## Given task
Collect each line containing "Middle".
begin Material provided
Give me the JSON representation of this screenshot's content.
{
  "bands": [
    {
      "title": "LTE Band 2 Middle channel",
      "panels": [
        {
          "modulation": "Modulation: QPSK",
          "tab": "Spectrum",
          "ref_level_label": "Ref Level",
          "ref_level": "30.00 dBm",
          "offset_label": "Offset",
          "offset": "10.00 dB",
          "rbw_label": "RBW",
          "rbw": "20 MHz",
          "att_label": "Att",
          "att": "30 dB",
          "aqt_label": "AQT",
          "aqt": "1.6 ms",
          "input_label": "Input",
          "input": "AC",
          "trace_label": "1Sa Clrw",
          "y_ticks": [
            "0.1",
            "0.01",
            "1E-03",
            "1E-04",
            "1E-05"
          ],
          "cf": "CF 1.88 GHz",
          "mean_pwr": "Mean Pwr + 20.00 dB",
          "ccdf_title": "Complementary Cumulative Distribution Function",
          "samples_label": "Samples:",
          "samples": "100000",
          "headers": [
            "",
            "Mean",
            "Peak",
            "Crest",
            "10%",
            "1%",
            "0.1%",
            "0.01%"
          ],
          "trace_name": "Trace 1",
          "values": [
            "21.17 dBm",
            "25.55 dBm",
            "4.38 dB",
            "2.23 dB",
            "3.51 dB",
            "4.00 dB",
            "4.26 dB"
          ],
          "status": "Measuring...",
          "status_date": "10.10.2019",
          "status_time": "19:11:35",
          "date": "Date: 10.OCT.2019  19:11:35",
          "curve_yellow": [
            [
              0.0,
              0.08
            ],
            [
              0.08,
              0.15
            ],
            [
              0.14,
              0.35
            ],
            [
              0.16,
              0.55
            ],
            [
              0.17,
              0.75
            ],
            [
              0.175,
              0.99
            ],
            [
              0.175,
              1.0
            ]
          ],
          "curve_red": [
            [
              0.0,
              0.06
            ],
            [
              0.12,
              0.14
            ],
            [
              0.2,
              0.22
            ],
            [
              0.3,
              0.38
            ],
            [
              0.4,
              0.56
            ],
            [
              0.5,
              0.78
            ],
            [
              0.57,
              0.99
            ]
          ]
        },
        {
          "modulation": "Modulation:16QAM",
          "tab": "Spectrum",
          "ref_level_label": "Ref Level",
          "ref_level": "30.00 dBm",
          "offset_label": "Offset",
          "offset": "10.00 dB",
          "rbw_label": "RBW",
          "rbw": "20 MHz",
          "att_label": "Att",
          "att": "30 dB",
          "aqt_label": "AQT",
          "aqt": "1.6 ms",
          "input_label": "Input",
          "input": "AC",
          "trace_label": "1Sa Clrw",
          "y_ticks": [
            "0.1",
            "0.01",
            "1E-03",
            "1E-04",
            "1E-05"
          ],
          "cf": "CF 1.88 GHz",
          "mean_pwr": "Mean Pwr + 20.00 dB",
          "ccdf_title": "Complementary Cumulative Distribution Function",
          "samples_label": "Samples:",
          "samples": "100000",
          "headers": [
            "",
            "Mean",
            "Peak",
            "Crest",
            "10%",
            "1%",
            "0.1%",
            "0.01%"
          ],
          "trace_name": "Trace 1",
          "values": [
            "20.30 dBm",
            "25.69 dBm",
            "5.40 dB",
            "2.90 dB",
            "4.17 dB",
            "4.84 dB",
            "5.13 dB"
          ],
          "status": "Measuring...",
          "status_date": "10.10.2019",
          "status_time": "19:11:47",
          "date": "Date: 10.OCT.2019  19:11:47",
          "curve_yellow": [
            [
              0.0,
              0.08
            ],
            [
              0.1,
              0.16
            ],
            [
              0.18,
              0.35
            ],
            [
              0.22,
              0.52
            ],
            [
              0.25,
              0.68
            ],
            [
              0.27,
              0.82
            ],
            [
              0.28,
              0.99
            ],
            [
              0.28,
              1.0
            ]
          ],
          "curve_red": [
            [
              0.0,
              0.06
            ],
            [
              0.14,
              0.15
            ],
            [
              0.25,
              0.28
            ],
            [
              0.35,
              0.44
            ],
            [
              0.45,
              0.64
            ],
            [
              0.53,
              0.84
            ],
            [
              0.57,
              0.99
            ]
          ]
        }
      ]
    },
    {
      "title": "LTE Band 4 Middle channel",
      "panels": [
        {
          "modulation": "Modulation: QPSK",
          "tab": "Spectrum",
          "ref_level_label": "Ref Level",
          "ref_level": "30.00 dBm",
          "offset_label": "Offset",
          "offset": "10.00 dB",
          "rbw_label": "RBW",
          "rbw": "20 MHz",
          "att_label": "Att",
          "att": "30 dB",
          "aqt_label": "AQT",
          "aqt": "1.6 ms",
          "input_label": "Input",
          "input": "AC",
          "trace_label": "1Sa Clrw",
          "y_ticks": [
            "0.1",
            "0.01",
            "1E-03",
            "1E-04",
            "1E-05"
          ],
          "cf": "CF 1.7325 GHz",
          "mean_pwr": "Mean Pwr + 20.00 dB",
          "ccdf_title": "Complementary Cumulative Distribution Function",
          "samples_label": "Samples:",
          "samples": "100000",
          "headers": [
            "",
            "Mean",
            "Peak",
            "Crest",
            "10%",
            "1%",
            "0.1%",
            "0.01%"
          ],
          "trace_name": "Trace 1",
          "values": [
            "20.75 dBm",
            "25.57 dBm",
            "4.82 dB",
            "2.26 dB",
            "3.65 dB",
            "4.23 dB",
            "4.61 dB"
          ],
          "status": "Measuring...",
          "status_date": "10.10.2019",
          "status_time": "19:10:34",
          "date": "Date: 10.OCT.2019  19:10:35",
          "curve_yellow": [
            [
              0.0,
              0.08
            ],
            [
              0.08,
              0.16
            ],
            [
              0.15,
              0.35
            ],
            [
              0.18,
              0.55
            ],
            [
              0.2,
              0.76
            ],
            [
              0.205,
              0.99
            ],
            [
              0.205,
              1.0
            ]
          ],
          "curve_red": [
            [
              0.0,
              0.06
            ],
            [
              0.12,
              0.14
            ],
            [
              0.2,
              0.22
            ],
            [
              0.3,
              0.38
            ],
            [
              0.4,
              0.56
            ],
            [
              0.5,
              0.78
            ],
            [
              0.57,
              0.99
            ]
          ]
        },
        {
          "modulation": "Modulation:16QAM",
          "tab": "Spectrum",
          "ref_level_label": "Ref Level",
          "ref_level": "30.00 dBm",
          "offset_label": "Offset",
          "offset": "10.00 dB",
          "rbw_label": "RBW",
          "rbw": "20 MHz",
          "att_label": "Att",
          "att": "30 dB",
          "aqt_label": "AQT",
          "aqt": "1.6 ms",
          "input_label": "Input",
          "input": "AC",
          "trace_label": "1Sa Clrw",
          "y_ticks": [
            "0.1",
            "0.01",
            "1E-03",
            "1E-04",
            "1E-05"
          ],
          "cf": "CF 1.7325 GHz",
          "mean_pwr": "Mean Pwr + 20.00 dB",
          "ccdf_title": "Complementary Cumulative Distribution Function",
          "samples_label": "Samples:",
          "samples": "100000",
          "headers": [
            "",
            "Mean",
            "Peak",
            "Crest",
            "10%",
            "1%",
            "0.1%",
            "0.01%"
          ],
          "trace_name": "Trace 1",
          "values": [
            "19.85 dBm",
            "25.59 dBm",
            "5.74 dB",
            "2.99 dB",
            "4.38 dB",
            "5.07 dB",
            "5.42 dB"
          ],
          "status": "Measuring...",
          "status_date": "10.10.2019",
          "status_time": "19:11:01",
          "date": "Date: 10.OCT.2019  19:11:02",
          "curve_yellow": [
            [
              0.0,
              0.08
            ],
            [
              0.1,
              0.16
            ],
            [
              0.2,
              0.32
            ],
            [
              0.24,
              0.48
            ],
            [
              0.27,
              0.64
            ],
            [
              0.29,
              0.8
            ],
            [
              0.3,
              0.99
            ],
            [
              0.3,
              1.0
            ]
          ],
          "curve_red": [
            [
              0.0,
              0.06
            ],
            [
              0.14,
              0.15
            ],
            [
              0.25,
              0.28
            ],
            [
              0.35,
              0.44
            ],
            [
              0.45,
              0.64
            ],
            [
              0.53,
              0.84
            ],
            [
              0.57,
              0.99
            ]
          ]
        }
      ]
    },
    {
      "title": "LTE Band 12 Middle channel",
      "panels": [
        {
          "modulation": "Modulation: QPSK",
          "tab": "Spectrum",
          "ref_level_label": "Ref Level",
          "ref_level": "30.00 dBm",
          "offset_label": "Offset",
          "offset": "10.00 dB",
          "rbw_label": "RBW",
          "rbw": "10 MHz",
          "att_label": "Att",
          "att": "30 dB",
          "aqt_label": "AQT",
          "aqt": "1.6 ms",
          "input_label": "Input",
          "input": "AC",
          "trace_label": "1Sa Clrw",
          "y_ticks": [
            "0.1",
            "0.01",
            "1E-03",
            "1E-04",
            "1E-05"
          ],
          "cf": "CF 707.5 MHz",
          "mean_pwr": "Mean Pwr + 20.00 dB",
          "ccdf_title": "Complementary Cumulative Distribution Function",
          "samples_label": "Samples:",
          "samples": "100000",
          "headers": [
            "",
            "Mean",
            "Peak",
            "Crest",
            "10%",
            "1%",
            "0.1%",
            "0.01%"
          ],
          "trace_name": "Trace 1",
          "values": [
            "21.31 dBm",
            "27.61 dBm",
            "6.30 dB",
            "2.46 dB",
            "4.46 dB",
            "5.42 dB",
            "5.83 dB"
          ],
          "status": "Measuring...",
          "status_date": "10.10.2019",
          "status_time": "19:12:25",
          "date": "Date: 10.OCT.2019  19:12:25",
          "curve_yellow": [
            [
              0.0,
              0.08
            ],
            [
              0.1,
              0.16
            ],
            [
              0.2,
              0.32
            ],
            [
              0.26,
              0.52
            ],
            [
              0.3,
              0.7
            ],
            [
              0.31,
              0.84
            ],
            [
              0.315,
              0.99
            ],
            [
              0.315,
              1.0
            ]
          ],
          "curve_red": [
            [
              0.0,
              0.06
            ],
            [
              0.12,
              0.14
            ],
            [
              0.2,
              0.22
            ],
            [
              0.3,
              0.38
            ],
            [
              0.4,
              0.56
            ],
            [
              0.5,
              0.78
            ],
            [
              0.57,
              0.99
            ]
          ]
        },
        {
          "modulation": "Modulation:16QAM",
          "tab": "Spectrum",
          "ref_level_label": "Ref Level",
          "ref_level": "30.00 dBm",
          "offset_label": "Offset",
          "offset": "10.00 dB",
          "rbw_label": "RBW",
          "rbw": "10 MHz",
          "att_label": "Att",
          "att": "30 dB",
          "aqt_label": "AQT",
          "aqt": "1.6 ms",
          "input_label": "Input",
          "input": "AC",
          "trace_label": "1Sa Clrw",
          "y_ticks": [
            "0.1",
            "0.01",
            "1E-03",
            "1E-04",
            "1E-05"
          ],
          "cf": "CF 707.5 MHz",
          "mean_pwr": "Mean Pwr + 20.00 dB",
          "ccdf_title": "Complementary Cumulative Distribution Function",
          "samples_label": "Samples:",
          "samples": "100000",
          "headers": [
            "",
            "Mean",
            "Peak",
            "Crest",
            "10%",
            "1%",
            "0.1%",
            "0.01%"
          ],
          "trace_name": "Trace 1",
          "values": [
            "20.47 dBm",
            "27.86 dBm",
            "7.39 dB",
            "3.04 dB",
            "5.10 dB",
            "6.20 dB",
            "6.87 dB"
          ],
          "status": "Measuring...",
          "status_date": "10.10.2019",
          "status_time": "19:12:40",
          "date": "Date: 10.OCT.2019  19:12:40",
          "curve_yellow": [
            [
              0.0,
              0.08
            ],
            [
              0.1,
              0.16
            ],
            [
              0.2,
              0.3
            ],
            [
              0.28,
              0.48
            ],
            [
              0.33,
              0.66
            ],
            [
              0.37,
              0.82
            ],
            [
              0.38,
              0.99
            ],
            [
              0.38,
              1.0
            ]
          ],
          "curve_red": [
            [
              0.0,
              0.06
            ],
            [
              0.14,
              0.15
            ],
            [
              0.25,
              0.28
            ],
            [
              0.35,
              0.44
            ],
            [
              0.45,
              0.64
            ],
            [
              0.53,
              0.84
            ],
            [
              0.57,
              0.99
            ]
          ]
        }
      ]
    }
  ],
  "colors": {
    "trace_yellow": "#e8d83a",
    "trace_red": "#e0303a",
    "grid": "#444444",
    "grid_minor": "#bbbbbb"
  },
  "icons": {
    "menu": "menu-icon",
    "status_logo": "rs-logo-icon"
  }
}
end Material provided
## Task output
      "title": "LTE Band 2 Middle channel",
      "title": "LTE Band 4 Middle channel",
      "title": "LTE Band 12 Middle channel",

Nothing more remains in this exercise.